Task description:
Look through the listing for the word "JSON". Copy each line that has it.

Data to process:
————

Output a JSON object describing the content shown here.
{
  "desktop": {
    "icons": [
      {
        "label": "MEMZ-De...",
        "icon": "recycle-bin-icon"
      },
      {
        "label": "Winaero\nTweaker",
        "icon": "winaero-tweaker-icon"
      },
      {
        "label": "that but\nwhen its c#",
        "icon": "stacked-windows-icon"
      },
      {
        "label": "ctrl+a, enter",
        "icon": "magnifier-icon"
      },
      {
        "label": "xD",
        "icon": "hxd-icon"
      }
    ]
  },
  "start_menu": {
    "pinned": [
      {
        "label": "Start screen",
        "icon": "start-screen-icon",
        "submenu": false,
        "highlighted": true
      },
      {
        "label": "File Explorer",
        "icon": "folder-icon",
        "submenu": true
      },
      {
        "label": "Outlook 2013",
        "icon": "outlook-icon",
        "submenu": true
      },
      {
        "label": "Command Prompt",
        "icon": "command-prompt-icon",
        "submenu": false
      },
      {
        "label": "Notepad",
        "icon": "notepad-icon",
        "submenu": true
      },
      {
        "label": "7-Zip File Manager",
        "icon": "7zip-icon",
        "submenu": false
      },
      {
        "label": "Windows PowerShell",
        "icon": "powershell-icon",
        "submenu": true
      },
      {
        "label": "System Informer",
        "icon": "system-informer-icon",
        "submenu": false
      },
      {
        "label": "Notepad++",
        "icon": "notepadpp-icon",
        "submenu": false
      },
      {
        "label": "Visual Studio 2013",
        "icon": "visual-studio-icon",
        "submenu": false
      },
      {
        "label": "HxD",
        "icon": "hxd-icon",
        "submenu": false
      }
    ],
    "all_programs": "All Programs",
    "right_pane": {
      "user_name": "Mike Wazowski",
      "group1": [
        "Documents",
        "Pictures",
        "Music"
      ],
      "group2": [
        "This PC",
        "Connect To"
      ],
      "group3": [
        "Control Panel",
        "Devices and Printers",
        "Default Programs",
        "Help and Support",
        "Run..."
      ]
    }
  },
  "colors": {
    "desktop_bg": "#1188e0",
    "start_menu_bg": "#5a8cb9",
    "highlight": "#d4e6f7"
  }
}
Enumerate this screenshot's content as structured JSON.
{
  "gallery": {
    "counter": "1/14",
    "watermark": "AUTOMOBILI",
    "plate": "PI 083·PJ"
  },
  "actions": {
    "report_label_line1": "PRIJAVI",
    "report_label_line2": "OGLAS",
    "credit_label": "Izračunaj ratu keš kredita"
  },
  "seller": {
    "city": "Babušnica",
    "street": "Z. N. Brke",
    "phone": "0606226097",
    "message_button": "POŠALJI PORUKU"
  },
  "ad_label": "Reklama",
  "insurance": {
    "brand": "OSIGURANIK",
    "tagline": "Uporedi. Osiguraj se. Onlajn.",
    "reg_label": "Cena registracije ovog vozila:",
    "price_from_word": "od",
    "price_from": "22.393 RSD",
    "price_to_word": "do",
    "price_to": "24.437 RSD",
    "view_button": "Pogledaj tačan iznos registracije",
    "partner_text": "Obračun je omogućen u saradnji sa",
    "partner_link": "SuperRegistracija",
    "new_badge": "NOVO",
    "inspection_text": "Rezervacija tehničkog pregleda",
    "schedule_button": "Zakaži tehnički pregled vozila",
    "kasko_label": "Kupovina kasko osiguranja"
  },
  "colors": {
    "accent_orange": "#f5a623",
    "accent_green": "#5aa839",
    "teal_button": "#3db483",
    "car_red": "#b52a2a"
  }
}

————

The response:
Output a JSON object describing the content shown here.
Enumerate this screenshot's content as structured JSON.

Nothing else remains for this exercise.